# What is being asked:
Write down every entry below once more, exactly.

__________

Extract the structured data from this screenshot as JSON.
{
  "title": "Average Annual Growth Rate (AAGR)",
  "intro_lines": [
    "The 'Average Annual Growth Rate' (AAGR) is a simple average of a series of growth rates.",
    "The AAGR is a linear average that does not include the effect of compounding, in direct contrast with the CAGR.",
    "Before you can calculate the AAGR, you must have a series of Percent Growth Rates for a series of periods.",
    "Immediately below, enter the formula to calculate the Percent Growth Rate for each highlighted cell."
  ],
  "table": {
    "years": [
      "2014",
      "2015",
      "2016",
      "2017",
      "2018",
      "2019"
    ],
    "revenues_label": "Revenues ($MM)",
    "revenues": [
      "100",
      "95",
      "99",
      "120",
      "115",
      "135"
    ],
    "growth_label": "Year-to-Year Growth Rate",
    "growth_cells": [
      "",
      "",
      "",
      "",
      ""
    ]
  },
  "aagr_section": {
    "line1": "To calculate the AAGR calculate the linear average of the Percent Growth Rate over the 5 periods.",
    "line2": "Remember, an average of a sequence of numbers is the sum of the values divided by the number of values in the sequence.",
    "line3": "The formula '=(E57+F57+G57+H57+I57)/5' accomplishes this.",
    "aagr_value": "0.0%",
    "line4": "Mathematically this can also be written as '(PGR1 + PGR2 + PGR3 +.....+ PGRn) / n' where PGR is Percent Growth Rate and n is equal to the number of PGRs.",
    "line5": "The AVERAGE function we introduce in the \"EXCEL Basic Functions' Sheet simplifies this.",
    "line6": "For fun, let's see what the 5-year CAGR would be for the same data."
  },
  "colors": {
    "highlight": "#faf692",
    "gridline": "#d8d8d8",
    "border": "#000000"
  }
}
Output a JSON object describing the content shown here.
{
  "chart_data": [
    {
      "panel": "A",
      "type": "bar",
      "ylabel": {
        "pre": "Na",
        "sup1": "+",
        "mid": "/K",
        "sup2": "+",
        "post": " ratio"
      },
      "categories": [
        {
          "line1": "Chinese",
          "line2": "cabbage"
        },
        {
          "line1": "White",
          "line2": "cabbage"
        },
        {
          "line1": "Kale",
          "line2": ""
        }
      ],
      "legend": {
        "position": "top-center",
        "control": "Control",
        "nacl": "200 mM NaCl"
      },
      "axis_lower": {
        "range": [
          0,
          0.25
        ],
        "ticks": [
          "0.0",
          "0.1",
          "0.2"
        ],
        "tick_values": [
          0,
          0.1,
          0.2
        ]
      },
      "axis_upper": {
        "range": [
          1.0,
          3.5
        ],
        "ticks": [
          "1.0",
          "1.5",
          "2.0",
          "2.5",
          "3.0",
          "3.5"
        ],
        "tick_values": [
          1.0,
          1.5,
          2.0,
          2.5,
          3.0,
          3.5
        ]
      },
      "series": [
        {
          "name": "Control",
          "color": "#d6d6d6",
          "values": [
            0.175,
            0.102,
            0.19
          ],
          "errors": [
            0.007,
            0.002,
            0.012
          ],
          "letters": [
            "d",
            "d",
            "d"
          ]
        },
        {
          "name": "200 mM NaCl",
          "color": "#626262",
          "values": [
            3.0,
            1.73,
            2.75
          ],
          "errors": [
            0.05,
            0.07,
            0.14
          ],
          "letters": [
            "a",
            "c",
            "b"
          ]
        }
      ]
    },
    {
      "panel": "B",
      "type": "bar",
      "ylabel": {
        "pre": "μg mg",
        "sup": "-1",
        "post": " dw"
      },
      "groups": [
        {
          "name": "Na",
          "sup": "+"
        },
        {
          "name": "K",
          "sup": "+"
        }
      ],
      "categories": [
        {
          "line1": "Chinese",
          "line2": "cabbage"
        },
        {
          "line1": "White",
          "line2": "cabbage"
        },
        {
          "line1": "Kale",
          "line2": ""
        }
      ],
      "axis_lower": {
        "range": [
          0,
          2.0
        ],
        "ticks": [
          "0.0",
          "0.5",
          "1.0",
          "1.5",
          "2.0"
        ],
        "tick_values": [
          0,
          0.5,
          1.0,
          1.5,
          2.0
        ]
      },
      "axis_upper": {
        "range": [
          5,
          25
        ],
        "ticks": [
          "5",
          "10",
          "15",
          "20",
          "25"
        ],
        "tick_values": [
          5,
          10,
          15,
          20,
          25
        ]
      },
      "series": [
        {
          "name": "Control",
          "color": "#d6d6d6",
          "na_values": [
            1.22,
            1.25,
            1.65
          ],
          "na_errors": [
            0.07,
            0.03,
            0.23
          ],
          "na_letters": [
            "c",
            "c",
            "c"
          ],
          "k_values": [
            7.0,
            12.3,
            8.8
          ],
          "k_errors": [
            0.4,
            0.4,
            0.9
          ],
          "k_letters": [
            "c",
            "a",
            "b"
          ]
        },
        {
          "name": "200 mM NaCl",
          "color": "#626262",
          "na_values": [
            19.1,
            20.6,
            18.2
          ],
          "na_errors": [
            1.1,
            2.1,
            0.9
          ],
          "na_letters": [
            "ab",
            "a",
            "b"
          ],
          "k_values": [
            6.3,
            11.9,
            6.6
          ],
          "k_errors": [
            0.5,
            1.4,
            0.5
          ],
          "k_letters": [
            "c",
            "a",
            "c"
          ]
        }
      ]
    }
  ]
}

__________

# Full solution:
Extract the structured data from this screenshot as JSON.
{
  "title": "Average Annual Growth Rate (AAGR)",
  "intro_lines": [
    "The 'Average Annual Growth Rate' (AAGR) is a simple average of a series of growth rates.",
    "The AAGR is a linear average that does not include the effect of compounding, in direct contrast with the CAGR.",
    "Before you can calculate the AAGR, you must have a series of Percent Growth Rates for a series of periods.",
    "Immediately below, enter the formula to calculate the Percent Growth Rate for each highlighted cell."
  ],
  "table": {
    "years": [
      "2014",
      "2015",
      "2016",
      "2017",
      "2018",
      "2019"
    ],
    "revenues_label": "Revenues ($MM)",
    "revenues": [
      "100",
      "95",
      "99",
      "120",
      "115",
      "135"
    ],
    "growth_label": "Year-to-Year Growth Rate",
    "growth_cells": [
      "",
      "",
      "",
      "",
      ""
    ]
  },
  "aagr_section": {
    "line1": "To calculate the AAGR calculate the linear average of the Percent Growth Rate over the 5 periods.",
    "line2": "Remember, an average of a sequence of numbers is the sum of the values divided by the number of values in the sequence.",
    "line3": "The formula '=(E57+F57+G57+H57+I57)/5' accomplishes this.",
    "aagr_value": "0.0%",
    "line4": "Mathematically this can also be written as '(PGR1 + PGR2 + PGR3 +.....+ PGRn) / n' where PGR is Percent Growth Rate and n is equal to the number of PGRs.",
    "line5": "The AVERAGE function we introduce in the \"EXCEL Basic Functions' Sheet simplifies this.",
    "line6": "For fun, let's see what the 5-year CAGR would be for the same data."
  },
  "colors": {
    "highlight": "#faf692",
    "gridline": "#d8d8d8",
    "border": "#000000"
  }
}
Output a JSON object describing the content shown here.
{
  "chart_data": [
    {
      "panel": "A",
      "type": "bar",
      "ylabel": {
        "pre": "Na",
        "sup1": "+",
        "mid": "/K",
        "sup2": "+",
        "post": " ratio"
      },
      "categories": [
        {
          "line1": "Chinese",
          "line2": "cabbage"
        },
        {
          "line1": "White",
          "line2": "cabbage"
        },
        {
          "line1": "Kale",
          "line2": ""
        }
      ],
      "legend": {
        "position": "top-center",
        "control": "Control",
        "nacl": "200 mM NaCl"
      },
      "axis_lower": {
        "range": [
          0,
          0.25
        ],
        "ticks": [
          "0.0",
          "0.1",
          "0.2"
        ],
        "tick_values": [
          0,
          0.1,
          0.2
        ]
      },
      "axis_upper": {
        "range": [
          1.0,
          3.5
        ],
        "ticks": [
          "1.0",
          "1.5",
          "2.0",
          "2.5",
          "3.0",
          "3.5"
        ],
        "tick_values": [
          1.0,
          1.5,
          2.0,
          2.5,
          3.0,
          3.5
        ]
      },
      "series": [
        {
          "name": "Control",
          "color": "#d6d6d6",
          "values": [
            0.175,
            0.102,
            0.19
          ],
          "errors": [
            0.007,
            0.002,
            0.012
          ],
          "letters": [
            "d",
            "d",
            "d"
          ]
        },
        {
          "name": "200 mM NaCl",
          "color": "#626262",
          "values": [
            3.0,
            1.73,
            2.75
          ],
          "errors": [
            0.05,
            0.07,
            0.14
          ],
          "letters": [
            "a",
            "c",
            "b"
          ]
        }
      ]
    },
    {
      "panel": "B",
      "type": "bar",
      "ylabel": {
        "pre": "μg mg",
        "sup": "-1",
        "post": " dw"
      },
      "groups": [
        {
          "name": "Na",
          "sup": "+"
        },
        {
          "name": "K",
          "sup": "+"
        }
      ],
      "categories": [
        {
          "line1": "Chinese",
          "line2": "cabbage"
        },
        {
          "line1": "White",
          "line2": "cabbage"
        },
        {
          "line1": "Kale",
          "line2": ""
        }
      ],
      "axis_lower": {
        "range": [
          0,
          2.0
        ],
        "ticks": [
          "0.0",
          "0.5",
          "1.0",
          "1.5",
          "2.0"
        ],
        "tick_values": [
          0,
          0.5,
          1.0,
          1.5,
          2.0
        ]
      },
      "axis_upper": {
        "range": [
          5,
          25
        ],
        "ticks": [
          "5",
          "10",
          "15",
          "20",
          "25"
        ],
        "tick_values": [
          5,
          10,
          15,
          20,
          25
        ]
      },
      "series": [
        {
          "name": "Control",
          "color": "#d6d6d6",
          "na_values": [
            1.22,
            1.25,
            1.65
          ],
          "na_errors": [
            0.07,
            0.03,
            0.23
          ],
          "na_letters": [
            "c",
            "c",
            "c"
          ],
          "k_values": [
            7.0,
            12.3,
            8.8
          ],
          "k_errors": [
            0.4,
            0.4,
            0.9
          ],
          "k_letters": [
            "c",
            "a",
            "b"
          ]
        },
        {
          "name": "200 mM NaCl",
          "color": "#626262",
          "na_values": [
            19.1,
            20.6,
            18.2
          ],
          "na_errors": [
            1.1,
            2.1,
            0.9
          ],
          "na_letters": [
            "ab",
            "a",
            "b"
          ],
          "k_values": [
            6.3,
            11.9,
            6.6
          ],
          "k_errors": [
            0.5,
            1.4,
            0.5
          ],
          "k_letters": [
            "c",
            "a",
            "c"
          ]
        }
      ]
    }
  ]
}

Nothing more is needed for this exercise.